═══ Material for this task

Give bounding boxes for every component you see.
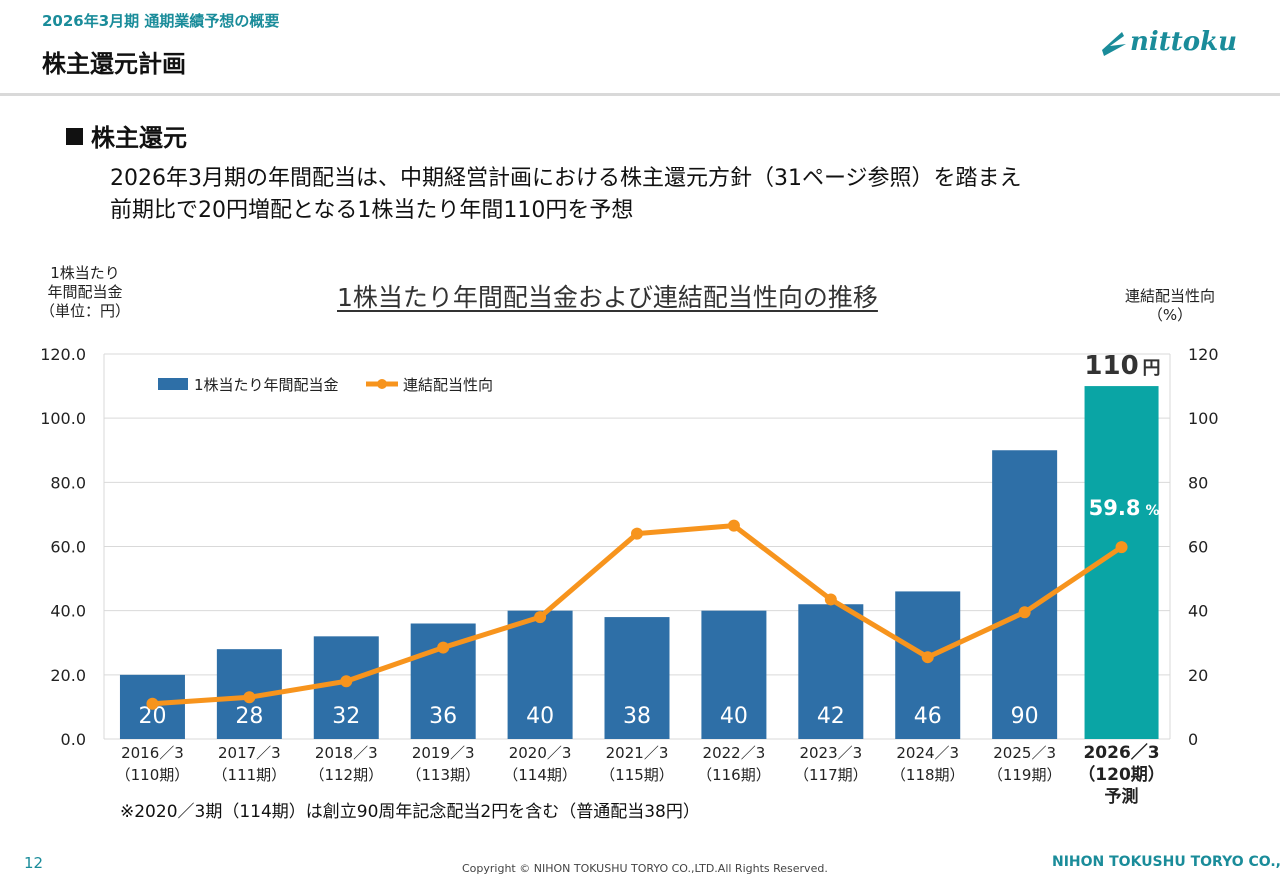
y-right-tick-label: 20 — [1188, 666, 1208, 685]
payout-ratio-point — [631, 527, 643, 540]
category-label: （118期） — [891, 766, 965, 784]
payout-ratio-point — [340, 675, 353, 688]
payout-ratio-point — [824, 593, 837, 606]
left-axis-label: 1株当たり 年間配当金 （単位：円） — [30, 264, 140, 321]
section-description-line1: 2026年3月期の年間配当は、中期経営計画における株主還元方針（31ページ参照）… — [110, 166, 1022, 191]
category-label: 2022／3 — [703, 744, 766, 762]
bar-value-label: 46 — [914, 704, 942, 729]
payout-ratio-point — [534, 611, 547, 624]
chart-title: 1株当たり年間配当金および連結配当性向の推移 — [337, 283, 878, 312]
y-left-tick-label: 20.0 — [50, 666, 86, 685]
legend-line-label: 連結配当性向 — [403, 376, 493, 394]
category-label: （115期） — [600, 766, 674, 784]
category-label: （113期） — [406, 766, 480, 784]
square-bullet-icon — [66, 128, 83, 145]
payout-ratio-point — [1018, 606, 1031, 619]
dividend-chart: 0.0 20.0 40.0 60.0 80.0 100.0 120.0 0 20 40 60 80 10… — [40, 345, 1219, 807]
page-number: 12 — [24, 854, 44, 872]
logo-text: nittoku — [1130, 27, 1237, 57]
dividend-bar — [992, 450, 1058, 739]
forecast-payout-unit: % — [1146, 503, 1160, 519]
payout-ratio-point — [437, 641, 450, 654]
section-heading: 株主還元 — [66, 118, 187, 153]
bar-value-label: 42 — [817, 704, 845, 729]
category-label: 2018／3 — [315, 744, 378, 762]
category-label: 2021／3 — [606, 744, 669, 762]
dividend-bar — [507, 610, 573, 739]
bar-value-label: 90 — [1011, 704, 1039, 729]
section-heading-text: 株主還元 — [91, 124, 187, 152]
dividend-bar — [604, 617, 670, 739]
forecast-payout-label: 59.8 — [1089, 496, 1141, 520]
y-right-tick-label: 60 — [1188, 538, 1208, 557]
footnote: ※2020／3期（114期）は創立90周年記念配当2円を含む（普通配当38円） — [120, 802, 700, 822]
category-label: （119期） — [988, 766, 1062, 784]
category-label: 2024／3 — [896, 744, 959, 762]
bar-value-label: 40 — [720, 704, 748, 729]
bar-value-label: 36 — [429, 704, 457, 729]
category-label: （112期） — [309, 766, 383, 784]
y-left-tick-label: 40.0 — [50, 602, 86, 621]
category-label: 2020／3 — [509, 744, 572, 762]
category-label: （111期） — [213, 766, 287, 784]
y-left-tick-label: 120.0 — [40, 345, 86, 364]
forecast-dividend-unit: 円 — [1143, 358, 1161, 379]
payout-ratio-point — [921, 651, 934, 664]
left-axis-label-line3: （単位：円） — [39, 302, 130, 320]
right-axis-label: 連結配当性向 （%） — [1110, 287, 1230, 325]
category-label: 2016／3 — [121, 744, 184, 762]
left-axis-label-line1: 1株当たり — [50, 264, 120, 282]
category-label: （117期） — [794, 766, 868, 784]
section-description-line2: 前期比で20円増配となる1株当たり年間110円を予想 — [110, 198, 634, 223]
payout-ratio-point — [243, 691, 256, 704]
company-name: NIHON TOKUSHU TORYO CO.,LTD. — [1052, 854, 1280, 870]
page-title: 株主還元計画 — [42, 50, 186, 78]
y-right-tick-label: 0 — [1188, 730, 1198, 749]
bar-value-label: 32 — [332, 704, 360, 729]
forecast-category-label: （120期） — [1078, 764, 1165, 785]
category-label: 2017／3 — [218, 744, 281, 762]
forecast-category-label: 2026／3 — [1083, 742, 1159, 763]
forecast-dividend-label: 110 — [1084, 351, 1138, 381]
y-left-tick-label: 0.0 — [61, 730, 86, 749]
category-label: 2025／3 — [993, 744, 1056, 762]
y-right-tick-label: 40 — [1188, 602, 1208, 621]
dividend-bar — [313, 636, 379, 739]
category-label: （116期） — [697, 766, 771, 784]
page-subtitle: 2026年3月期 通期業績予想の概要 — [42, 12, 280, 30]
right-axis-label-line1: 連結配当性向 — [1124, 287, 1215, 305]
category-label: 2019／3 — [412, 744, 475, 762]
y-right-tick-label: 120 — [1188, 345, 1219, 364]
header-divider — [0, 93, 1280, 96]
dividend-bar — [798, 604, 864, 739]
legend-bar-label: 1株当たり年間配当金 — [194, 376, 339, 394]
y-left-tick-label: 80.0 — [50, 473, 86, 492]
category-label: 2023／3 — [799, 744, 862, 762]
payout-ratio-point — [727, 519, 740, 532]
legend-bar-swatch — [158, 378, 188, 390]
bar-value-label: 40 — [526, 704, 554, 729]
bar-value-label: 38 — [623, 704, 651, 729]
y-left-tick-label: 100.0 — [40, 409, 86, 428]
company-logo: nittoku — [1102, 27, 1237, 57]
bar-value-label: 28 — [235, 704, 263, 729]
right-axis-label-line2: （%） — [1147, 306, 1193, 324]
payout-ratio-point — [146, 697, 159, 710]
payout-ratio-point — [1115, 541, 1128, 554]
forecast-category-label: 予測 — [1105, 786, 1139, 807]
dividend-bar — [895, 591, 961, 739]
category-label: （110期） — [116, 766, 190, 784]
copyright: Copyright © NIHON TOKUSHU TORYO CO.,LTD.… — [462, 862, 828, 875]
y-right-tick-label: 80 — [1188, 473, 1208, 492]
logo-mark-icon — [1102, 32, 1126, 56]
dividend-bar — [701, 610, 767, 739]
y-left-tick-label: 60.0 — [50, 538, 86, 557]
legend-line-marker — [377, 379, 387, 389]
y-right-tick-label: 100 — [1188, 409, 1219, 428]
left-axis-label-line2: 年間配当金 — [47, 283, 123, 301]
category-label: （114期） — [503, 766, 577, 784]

══════
═══ Material for this task

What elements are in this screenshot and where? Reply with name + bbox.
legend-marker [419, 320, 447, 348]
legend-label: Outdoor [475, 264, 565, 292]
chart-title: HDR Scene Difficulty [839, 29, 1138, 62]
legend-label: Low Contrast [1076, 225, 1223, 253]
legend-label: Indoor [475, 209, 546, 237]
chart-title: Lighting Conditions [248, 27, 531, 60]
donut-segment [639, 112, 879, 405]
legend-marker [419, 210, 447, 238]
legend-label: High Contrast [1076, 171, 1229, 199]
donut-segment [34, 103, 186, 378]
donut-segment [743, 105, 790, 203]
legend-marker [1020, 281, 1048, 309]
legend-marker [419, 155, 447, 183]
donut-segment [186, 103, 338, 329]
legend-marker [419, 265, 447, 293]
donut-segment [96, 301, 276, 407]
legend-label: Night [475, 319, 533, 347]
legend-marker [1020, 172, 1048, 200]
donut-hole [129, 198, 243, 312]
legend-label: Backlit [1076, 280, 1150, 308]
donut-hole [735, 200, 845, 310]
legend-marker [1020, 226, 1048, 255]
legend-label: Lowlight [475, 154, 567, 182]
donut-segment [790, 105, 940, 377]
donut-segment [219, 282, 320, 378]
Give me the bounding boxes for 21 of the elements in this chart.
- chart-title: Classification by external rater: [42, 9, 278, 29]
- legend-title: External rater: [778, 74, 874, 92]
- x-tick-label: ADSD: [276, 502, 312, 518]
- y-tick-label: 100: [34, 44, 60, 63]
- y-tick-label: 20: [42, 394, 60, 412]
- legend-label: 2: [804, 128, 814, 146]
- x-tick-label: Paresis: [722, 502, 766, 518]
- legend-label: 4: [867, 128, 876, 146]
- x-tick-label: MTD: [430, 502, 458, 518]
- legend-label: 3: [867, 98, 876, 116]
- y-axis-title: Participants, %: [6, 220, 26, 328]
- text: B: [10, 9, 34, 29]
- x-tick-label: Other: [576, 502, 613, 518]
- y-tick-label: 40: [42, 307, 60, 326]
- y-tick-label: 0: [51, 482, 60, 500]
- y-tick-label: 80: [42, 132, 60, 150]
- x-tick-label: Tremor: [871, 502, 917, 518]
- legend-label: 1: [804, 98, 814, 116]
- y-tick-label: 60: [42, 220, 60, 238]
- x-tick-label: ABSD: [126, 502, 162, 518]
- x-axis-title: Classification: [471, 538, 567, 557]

══════

What the task requires: Retype the entries from the line with "What elements are" up to and including the line with "legend-marker [419, 210, 447, 238]", keeping every character the same.

Solution for this task:
What elements are in this screenshot and where? Reply with name + bbox.
legend-marker [419, 320, 447, 348]
legend-label: Outdoor [475, 264, 565, 292]
chart-title: HDR Scene Difficulty [839, 29, 1138, 62]
legend-label: Low Contrast [1076, 225, 1223, 253]
legend-label: Indoor [475, 209, 546, 237]
chart-title: Lighting Conditions [248, 27, 531, 60]
donut-segment [639, 112, 879, 405]
legend-marker [419, 210, 447, 238]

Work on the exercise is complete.